## DATA LINES:

_____

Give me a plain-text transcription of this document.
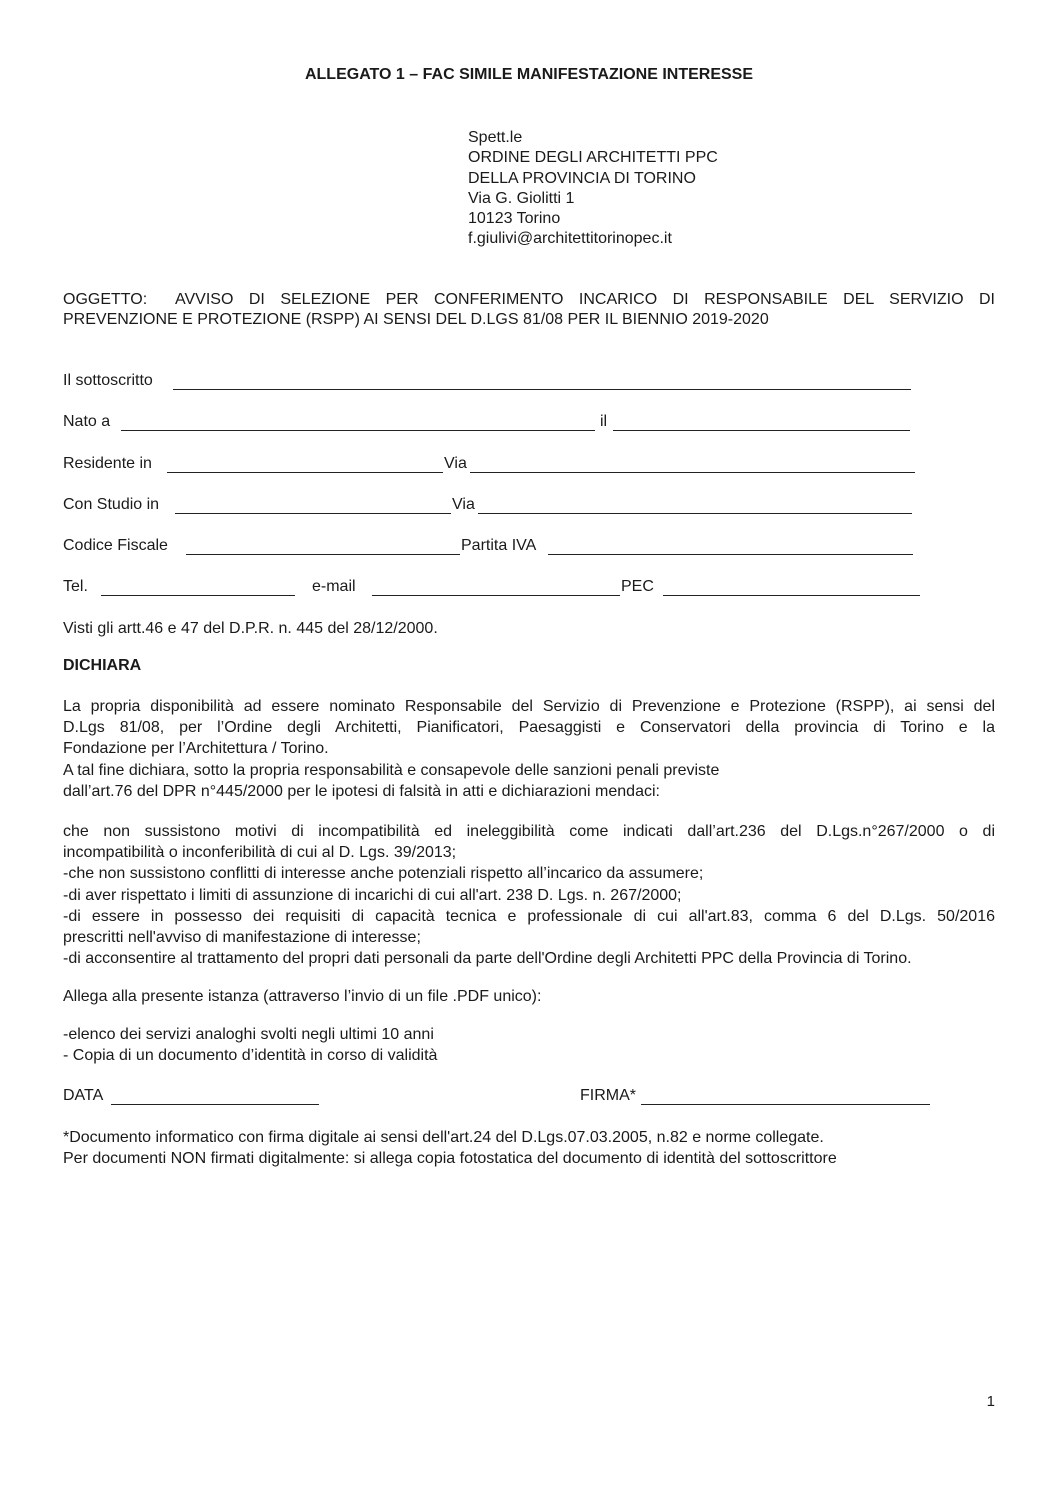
ALLEGATO 1 – FAC SIMILE MANIFESTAZIONE INTERESSE
Spett.le
ORDINE DEGLI ARCHITETTI PPC
DELLA PROVINCIA DI TORINO
Via G. Giolitti 1
10123 Torino
f.giulivi@architettitorinopec.it
OGGETTO: AVVISO DI SELEZIONE PER CONFERIMENTO INCARICO DI RESPONSABILE DEL SERVIZIO DI
PREVENZIONE E PROTEZIONE (RSPP) AI SENSI DEL D.LGS 81/08 PER IL BIENNIO 2019-2020
Il sottoscritto
Nato a	il
Residente in	Via
Con Studio in	Via
Codice Fiscale	Partita IVA
Tel.	e-mail	PEC
Visti gli artt.46 e 47 del D.P.R. n. 445 del 28/12/2000.
DICHIARA
La propria disponibilità ad essere nominato Responsabile del Servizio di Prevenzione e Protezione (RSPP), ai sensi del
D.Lgs 81/08, per l’Ordine degli Architetti, Pianificatori, Paesaggisti e Conservatori della provincia di Torino e la
Fondazione per l’Architettura / Torino.
A tal fine dichiara, sotto la propria responsabilità e consapevole delle sanzioni penali previste
dall’art.76 del DPR n°445/2000 per le ipotesi di falsità in atti e dichiarazioni mendaci:
che non sussistono motivi di incompatibilità ed ineleggibilità come indicati dall’art.236 del D.Lgs.n°267/2000 o di
incompatibilità o inconferibilità di cui al D. Lgs. 39/2013;
-che non sussistono conflitti di interesse anche potenziali rispetto all’incarico da assumere;
-di aver rispettato i limiti di assunzione di incarichi di cui all'art. 238 D. Lgs. n. 267/2000;
-di essere in possesso dei requisiti di capacità tecnica e professionale di cui all'art.83, comma 6 del D.Lgs. 50/2016
prescritti nell'avviso di manifestazione di interesse;
-di acconsentire al trattamento del propri dati personali da parte dell'Ordine degli Architetti PPC della Provincia di Torino.
Allega alla presente istanza (attraverso l’invio di un file .PDF unico):
-elenco dei servizi analoghi svolti negli ultimi 10 anni
- Copia di un documento d’identità in corso di validità
DATA	FIRMA*
*Documento informatico con firma digitale ai sensi dell'art.24 del D.Lgs.07.03.2005, n.82 e norme collegate.
Per documenti NON firmati digitalmente: si allega copia fotostatica del documento di identità del sottoscrittore
1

_____

## WHAT YOU HAVE TO DO:
Write out the full listing verbatim, excluding its pictures.

## FULL SOLUTION:
Give me a plain-text transcription of this document.
ALLEGATO 1 – FAC SIMILE MANIFESTAZIONE INTERESSE
Spett.le
ORDINE DEGLI ARCHITETTI PPC
DELLA PROVINCIA DI TORINO
Via G. Giolitti 1
10123 Torino
f.giulivi@architettitorinopec.it
OGGETTO: AVVISO DI SELEZIONE PER CONFERIMENTO INCARICO DI RESPONSABILE DEL SERVIZIO DI
PREVENZIONE E PROTEZIONE (RSPP) AI SENSI DEL D.LGS 81/08 PER IL BIENNIO 2019-2020
Il sottoscritto
Nato a	il
Residente in	Via
Con Studio in	Via
Codice Fiscale	Partita IVA
Tel.	e-mail	PEC
Visti gli artt.46 e 47 del D.P.R. n. 445 del 28/12/2000.
DICHIARA
La propria disponibilità ad essere nominato Responsabile del Servizio di Prevenzione e Protezione (RSPP), ai sensi del
D.Lgs 81/08, per l’Ordine degli Architetti, Pianificatori, Paesaggisti e Conservatori della provincia di Torino e la
Fondazione per l’Architettura / Torino.
A tal fine dichiara, sotto la propria responsabilità e consapevole delle sanzioni penali previste
dall’art.76 del DPR n°445/2000 per le ipotesi di falsità in atti e dichiarazioni mendaci:
che non sussistono motivi di incompatibilità ed ineleggibilità come indicati dall’art.236 del D.Lgs.n°267/2000 o di
incompatibilità o inconferibilità di cui al D. Lgs. 39/2013;
-che non sussistono conflitti di interesse anche potenziali rispetto all’incarico da assumere;
-di aver rispettato i limiti di assunzione di incarichi di cui all'art. 238 D. Lgs. n. 267/2000;
-di essere in possesso dei requisiti di capacità tecnica e professionale di cui all'art.83, comma 6 del D.Lgs. 50/2016
prescritti nell'avviso di manifestazione di interesse;
-di acconsentire al trattamento del propri dati personali da parte dell'Ordine degli Architetti PPC della Provincia di Torino.
Allega alla presente istanza (attraverso l’invio di un file .PDF unico):
-elenco dei servizi analoghi svolti negli ultimi 10 anni
- Copia di un documento d’identità in corso di validità
DATA	FIRMA*
*Documento informatico con firma digitale ai sensi dell'art.24 del D.Lgs.07.03.2005, n.82 e norme collegate.
Per documenti NON firmati digitalmente: si allega copia fotostatica del documento di identità del sottoscrittore
1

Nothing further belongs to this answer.